* [Problem] Transcribe the records that follow in their entirety, omitting any pictures.

Start Material

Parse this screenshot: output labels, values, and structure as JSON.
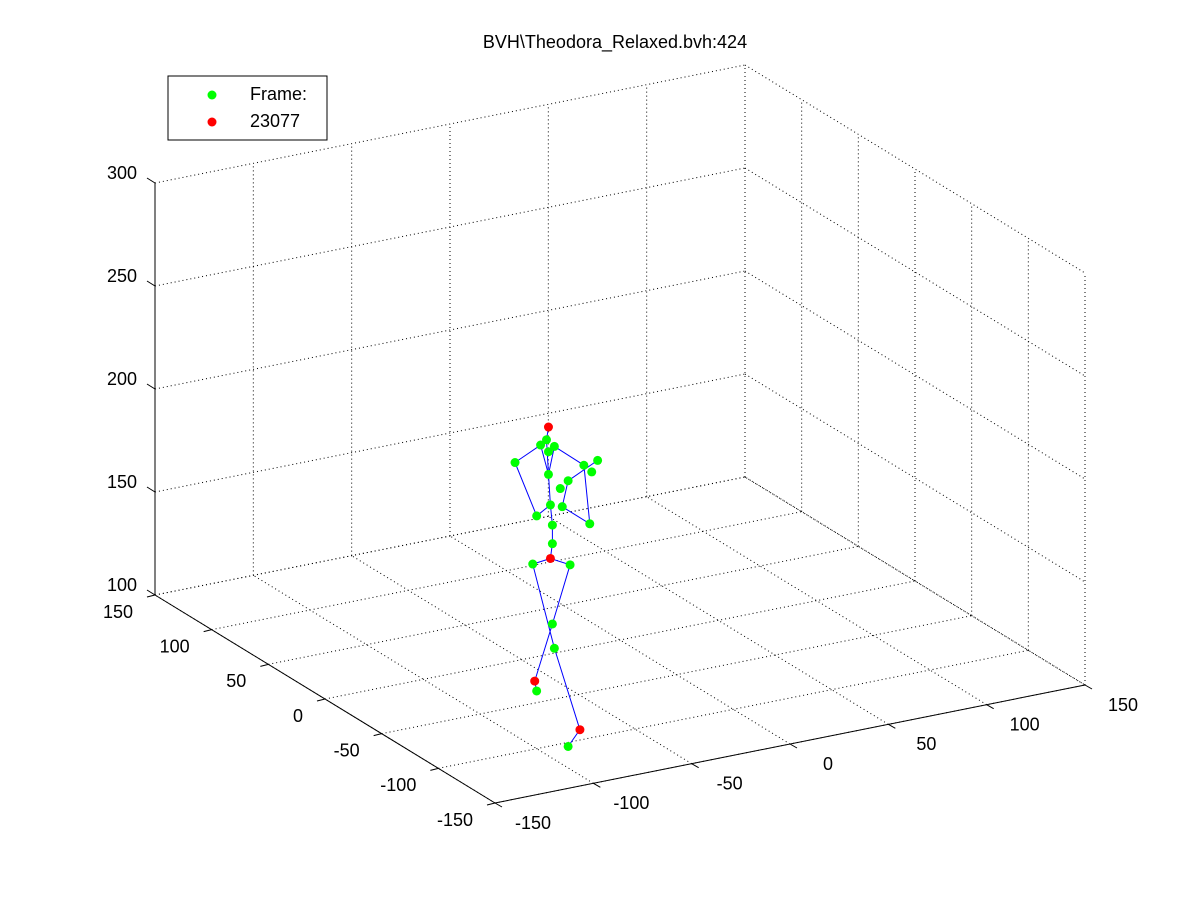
{
  "chart_data": {
    "type": "scatter3",
    "title": "BVH\\Theodora_Relaxed.bvh:424",
    "xlim": [
      -150,
      150
    ],
    "xticks": [
      -150,
      -100,
      -50,
      0,
      50,
      100,
      150
    ],
    "ylim": [
      -150,
      150
    ],
    "yticks": [
      -150,
      -100,
      -50,
      0,
      50,
      100,
      150
    ],
    "zlim": [
      100,
      300
    ],
    "zticks": [
      100,
      150,
      200,
      250,
      300
    ],
    "grid": true,
    "legend": "northwest",
    "series": [
      {
        "name": "Frame:",
        "color": "#00ff00",
        "style": "marker",
        "x": [
          -95,
          -98,
          -94,
          -91,
          -111,
          -94,
          -76,
          -69,
          -72,
          -84,
          -88,
          -93,
          -100,
          -87,
          -73,
          -92,
          -92,
          -102,
          -83,
          -92,
          -91,
          -100,
          -84
        ],
        "y": [
          -100,
          -100,
          -100,
          -100,
          -100,
          -100,
          -100,
          -100,
          -100,
          -100,
          -100,
          -100,
          -100,
          -100,
          -100,
          -100,
          -100,
          -100,
          -100,
          -100,
          -100,
          -100,
          -100
        ],
        "z": [
          249,
          247,
          243,
          245,
          241,
          232,
          233,
          234,
          229,
          227,
          224,
          217,
          213,
          215,
          204,
          207,
          198,
          190,
          186,
          159,
          147,
          128,
          98
        ]
      },
      {
        "name": "23077",
        "color": "#ff0000",
        "style": "marker",
        "x": [
          -94,
          -93,
          -101,
          -78
        ],
        "y": [
          -100,
          -100,
          -100,
          -100
        ],
        "z": [
          255,
          191,
          133,
          105
        ]
      },
      {
        "color": "#0000ff",
        "style": "line",
        "x": [
          -93,
          -92,
          -92,
          -93,
          -94,
          -95,
          -94,
          null,
          -93,
          -102,
          -91,
          -78,
          -84,
          null,
          -93,
          -83,
          -92,
          -101,
          -100,
          null,
          -94,
          -98,
          -111,
          -100,
          -93,
          null,
          -94,
          -91,
          -76,
          -73,
          -87,
          -84,
          -69
        ],
        "y": [
          -100,
          -100,
          -100,
          -100,
          -100,
          -100,
          -100,
          null,
          -100,
          -100,
          -100,
          -100,
          -100,
          null,
          -100,
          -100,
          -100,
          -100,
          -100,
          null,
          -100,
          -100,
          -100,
          -100,
          -100,
          null,
          -100,
          -100,
          -100,
          -100,
          -100,
          -100,
          -100
        ],
        "z": [
          191,
          198,
          207,
          217,
          232,
          249,
          255,
          null,
          191,
          190,
          147,
          105,
          98,
          null,
          191,
          186,
          159,
          133,
          128,
          null,
          232,
          247,
          241,
          213,
          217,
          null,
          232,
          245,
          233,
          204,
          215,
          227,
          234
        ]
      }
    ]
  }
}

End Material

* [Solution to the problem]
Parse this screenshot: output labels, values, and structure as JSON.
{
  "chart_data": {
    "type": "scatter3",
    "title": "BVH\\Theodora_Relaxed.bvh:424",
    "xlim": [
      -150,
      150
    ],
    "xticks": [
      -150,
      -100,
      -50,
      0,
      50,
      100,
      150
    ],
    "ylim": [
      -150,
      150
    ],
    "yticks": [
      -150,
      -100,
      -50,
      0,
      50,
      100,
      150
    ],
    "zlim": [
      100,
      300
    ],
    "zticks": [
      100,
      150,
      200,
      250,
      300
    ],
    "grid": true,
    "legend": "northwest",
    "series": [
      {
        "name": "Frame:",
        "color": "#00ff00",
        "style": "marker",
        "x": [
          -95,
          -98,
          -94,
          -91,
          -111,
          -94,
          -76,
          -69,
          -72,
          -84,
          -88,
          -93,
          -100,
          -87,
          -73,
          -92,
          -92,
          -102,
          -83,
          -92,
          -91,
          -100,
          -84
        ],
        "y": [
          -100,
          -100,
          -100,
          -100,
          -100,
          -100,
          -100,
          -100,
          -100,
          -100,
          -100,
          -100,
          -100,
          -100,
          -100,
          -100,
          -100,
          -100,
          -100,
          -100,
          -100,
          -100,
          -100
        ],
        "z": [
          249,
          247,
          243,
          245,
          241,
          232,
          233,
          234,
          229,
          227,
          224,
          217,
          213,
          215,
          204,
          207,
          198,
          190,
          186,
          159,
          147,
          128,
          98
        ]
      },
      {
        "name": "23077",
        "color": "#ff0000",
        "style": "marker",
        "x": [
          -94,
          -93,
          -101,
          -78
        ],
        "y": [
          -100,
          -100,
          -100,
          -100
        ],
        "z": [
          255,
          191,
          133,
          105
        ]
      },
      {
        "color": "#0000ff",
        "style": "line",
        "x": [
          -93,
          -92,
          -92,
          -93,
          -94,
          -95,
          -94,
          null,
          -93,
          -102,
          -91,
          -78,
          -84,
          null,
          -93,
          -83,
          -92,
          -101,
          -100,
          null,
          -94,
          -98,
          -111,
          -100,
          -93,
          null,
          -94,
          -91,
          -76,
          -73,
          -87,
          -84,
          -69
        ],
        "y": [
          -100,
          -100,
          -100,
          -100,
          -100,
          -100,
          -100,
          null,
          -100,
          -100,
          -100,
          -100,
          -100,
          null,
          -100,
          -100,
          -100,
          -100,
          -100,
          null,
          -100,
          -100,
          -100,
          -100,
          -100,
          null,
          -100,
          -100,
          -100,
          -100,
          -100,
          -100,
          -100
        ],
        "z": [
          191,
          198,
          207,
          217,
          232,
          249,
          255,
          null,
          191,
          190,
          147,
          105,
          98,
          null,
          191,
          186,
          159,
          133,
          128,
          null,
          232,
          247,
          241,
          213,
          217,
          null,
          232,
          245,
          233,
          204,
          215,
          227,
          234
        ]
      }
    ]
  }
}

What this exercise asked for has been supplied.